▶ **Exercise details**: Copy every line of the records below that holds the word "JSON".

=== Working data ===

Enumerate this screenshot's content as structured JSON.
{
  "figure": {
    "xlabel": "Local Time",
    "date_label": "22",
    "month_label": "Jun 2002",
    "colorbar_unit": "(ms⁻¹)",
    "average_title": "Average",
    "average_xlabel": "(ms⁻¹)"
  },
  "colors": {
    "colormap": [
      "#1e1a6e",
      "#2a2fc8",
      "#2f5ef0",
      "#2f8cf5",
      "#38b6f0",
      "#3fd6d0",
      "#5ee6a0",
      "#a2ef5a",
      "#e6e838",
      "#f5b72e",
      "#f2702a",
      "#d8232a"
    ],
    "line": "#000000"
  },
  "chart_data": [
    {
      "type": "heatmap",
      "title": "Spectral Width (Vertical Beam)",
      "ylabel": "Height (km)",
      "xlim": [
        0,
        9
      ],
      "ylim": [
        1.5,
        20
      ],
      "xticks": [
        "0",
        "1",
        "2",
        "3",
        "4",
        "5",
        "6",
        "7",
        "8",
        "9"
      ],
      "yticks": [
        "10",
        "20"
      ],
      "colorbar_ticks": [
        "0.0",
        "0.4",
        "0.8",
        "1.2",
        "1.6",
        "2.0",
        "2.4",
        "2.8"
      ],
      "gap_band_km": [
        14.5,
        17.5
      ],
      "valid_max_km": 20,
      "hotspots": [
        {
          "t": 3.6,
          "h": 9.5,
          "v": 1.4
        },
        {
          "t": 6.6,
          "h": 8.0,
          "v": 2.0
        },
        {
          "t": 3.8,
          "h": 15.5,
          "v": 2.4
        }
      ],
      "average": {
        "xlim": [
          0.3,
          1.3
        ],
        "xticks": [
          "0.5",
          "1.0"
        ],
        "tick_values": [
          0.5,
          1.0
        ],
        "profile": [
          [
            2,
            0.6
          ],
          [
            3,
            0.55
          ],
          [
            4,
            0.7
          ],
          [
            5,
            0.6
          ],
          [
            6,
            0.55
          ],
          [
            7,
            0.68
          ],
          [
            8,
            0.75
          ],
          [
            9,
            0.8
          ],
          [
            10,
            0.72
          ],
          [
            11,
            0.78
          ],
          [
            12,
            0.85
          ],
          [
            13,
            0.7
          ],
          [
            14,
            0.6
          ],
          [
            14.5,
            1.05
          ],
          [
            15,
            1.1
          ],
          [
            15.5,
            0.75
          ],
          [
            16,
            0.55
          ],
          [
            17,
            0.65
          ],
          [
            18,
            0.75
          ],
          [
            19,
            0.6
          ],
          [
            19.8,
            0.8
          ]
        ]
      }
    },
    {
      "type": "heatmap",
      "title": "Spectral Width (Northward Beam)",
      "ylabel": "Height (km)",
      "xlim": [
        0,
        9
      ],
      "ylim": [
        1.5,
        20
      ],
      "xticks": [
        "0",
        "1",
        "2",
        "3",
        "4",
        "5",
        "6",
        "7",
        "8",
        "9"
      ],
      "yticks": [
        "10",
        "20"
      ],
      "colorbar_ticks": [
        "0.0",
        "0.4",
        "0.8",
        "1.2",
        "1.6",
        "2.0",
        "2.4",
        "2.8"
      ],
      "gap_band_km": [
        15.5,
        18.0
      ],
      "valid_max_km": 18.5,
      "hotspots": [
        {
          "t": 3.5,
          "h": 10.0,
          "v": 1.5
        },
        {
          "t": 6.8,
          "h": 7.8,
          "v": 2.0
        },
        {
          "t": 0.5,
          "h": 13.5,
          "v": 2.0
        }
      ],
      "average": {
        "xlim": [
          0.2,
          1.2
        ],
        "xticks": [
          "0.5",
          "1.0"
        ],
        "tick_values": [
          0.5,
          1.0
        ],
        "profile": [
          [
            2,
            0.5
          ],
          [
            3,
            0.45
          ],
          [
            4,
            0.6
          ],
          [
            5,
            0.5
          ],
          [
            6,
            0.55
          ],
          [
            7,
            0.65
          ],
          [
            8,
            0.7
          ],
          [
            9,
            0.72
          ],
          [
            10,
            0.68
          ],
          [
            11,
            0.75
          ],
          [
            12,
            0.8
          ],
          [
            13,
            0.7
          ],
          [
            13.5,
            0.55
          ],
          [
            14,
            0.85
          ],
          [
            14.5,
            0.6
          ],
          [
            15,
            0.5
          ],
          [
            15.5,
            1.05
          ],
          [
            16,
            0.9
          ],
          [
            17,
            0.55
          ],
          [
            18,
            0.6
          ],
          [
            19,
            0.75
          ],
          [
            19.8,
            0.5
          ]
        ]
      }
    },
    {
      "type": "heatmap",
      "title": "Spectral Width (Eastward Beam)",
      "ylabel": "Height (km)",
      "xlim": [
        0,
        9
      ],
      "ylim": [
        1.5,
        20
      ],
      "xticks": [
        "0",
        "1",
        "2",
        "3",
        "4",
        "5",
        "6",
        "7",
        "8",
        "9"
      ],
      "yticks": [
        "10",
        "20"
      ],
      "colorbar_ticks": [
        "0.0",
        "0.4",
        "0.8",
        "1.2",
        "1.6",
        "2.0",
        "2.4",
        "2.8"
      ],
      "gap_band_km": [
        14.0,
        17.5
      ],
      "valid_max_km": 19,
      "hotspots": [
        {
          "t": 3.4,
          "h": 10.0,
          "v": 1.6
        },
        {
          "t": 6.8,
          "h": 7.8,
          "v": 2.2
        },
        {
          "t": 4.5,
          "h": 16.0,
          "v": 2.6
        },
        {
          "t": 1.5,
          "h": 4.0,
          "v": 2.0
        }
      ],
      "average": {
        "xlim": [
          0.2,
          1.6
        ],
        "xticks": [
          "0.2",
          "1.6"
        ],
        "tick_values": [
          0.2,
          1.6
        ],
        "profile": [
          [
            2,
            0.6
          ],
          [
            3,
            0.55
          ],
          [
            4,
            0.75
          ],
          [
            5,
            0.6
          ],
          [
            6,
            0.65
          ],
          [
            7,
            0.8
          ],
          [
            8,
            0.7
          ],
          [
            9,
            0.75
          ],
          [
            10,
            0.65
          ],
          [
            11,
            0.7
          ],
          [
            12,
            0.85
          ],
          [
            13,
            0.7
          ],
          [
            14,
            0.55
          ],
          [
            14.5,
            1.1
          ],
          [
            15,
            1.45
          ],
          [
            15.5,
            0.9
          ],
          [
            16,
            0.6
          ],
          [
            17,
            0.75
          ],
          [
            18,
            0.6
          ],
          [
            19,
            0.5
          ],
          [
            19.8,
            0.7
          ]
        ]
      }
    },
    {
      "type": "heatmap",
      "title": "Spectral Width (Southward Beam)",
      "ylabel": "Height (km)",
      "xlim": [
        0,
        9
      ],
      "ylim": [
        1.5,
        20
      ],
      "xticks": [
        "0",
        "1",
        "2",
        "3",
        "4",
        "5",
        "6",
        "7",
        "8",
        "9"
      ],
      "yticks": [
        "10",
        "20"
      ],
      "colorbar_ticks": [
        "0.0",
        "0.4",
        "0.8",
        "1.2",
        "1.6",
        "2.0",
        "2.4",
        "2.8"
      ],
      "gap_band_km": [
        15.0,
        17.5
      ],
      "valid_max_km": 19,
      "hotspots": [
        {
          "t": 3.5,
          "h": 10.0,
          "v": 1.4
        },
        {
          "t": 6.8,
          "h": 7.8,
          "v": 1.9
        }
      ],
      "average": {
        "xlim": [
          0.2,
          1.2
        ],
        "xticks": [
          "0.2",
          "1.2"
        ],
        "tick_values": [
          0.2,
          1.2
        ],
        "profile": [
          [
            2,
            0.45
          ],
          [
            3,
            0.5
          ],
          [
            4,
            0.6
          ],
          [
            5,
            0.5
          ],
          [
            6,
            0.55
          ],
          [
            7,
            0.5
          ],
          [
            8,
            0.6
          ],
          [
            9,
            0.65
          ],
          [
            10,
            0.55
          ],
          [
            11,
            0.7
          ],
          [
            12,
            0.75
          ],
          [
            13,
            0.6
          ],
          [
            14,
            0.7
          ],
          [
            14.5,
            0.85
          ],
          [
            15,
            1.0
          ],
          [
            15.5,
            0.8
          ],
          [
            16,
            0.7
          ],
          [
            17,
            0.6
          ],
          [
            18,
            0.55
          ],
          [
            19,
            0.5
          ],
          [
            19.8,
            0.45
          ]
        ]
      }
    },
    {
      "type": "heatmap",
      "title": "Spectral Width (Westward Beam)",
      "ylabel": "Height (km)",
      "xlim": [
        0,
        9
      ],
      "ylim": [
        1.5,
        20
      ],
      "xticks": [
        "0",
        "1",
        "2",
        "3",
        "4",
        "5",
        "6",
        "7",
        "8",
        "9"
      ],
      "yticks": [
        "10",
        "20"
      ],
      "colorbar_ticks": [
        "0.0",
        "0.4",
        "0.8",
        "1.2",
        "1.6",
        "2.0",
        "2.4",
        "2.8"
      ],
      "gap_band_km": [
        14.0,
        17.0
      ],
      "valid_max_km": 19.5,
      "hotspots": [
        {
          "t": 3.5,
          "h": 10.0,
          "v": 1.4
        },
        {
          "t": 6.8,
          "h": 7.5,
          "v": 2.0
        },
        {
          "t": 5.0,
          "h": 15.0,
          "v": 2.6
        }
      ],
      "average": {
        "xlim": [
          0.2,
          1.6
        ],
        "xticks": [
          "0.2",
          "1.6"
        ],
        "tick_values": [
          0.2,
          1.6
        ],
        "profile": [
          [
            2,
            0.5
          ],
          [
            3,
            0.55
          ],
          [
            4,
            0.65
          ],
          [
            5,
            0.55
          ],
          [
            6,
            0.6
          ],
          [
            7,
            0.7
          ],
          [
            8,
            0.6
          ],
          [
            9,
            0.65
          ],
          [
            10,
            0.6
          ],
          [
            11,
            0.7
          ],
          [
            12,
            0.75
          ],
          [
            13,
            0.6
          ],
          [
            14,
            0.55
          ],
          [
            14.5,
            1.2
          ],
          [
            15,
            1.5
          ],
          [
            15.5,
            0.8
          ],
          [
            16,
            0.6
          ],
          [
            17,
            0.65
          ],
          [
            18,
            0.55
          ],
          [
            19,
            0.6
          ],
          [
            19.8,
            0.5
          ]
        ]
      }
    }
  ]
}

===
=== Working data ===

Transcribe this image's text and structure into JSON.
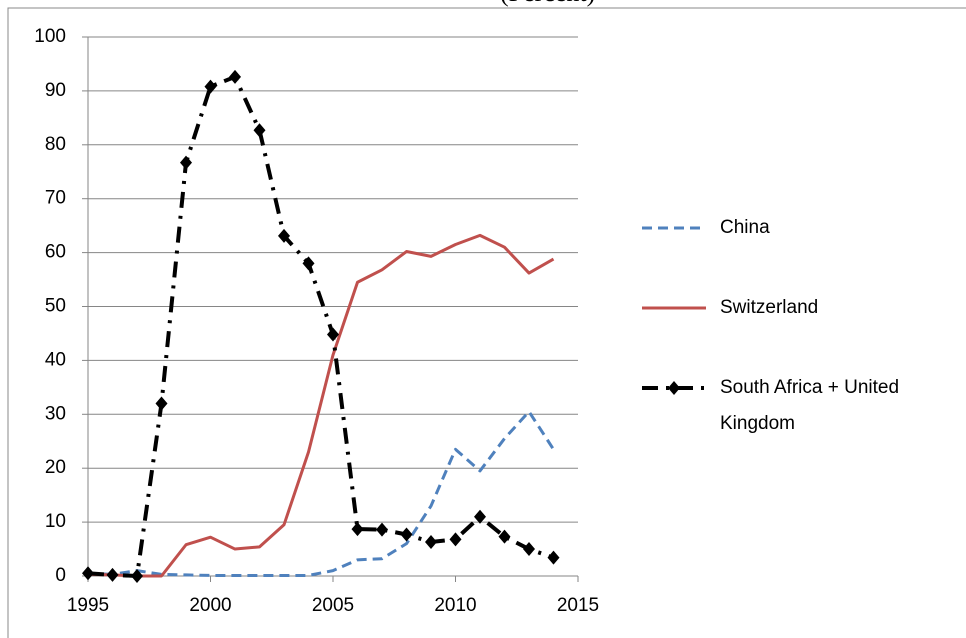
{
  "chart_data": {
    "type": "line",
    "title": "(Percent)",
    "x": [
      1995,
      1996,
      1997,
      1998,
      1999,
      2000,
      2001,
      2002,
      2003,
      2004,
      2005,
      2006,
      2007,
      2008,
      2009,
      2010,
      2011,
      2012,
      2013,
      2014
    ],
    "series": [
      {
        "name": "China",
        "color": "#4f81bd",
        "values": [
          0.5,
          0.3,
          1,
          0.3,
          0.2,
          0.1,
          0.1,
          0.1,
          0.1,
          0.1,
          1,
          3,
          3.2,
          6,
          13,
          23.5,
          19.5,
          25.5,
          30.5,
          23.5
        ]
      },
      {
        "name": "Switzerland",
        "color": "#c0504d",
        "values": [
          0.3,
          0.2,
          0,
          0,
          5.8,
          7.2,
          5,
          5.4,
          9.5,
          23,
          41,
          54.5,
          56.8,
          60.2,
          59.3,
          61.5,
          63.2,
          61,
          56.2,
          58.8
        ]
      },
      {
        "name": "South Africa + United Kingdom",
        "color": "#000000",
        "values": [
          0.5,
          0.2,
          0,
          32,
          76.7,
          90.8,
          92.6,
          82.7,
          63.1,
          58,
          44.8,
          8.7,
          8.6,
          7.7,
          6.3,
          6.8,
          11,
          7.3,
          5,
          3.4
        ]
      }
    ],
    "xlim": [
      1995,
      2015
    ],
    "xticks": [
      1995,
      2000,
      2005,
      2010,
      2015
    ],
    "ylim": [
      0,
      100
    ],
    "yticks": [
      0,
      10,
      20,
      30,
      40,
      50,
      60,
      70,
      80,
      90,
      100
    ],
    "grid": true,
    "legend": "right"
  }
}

===

▶ **Task result**:
Enumerate this screenshot's content as structured JSON.
Transcribe this image's text and structure into JSON.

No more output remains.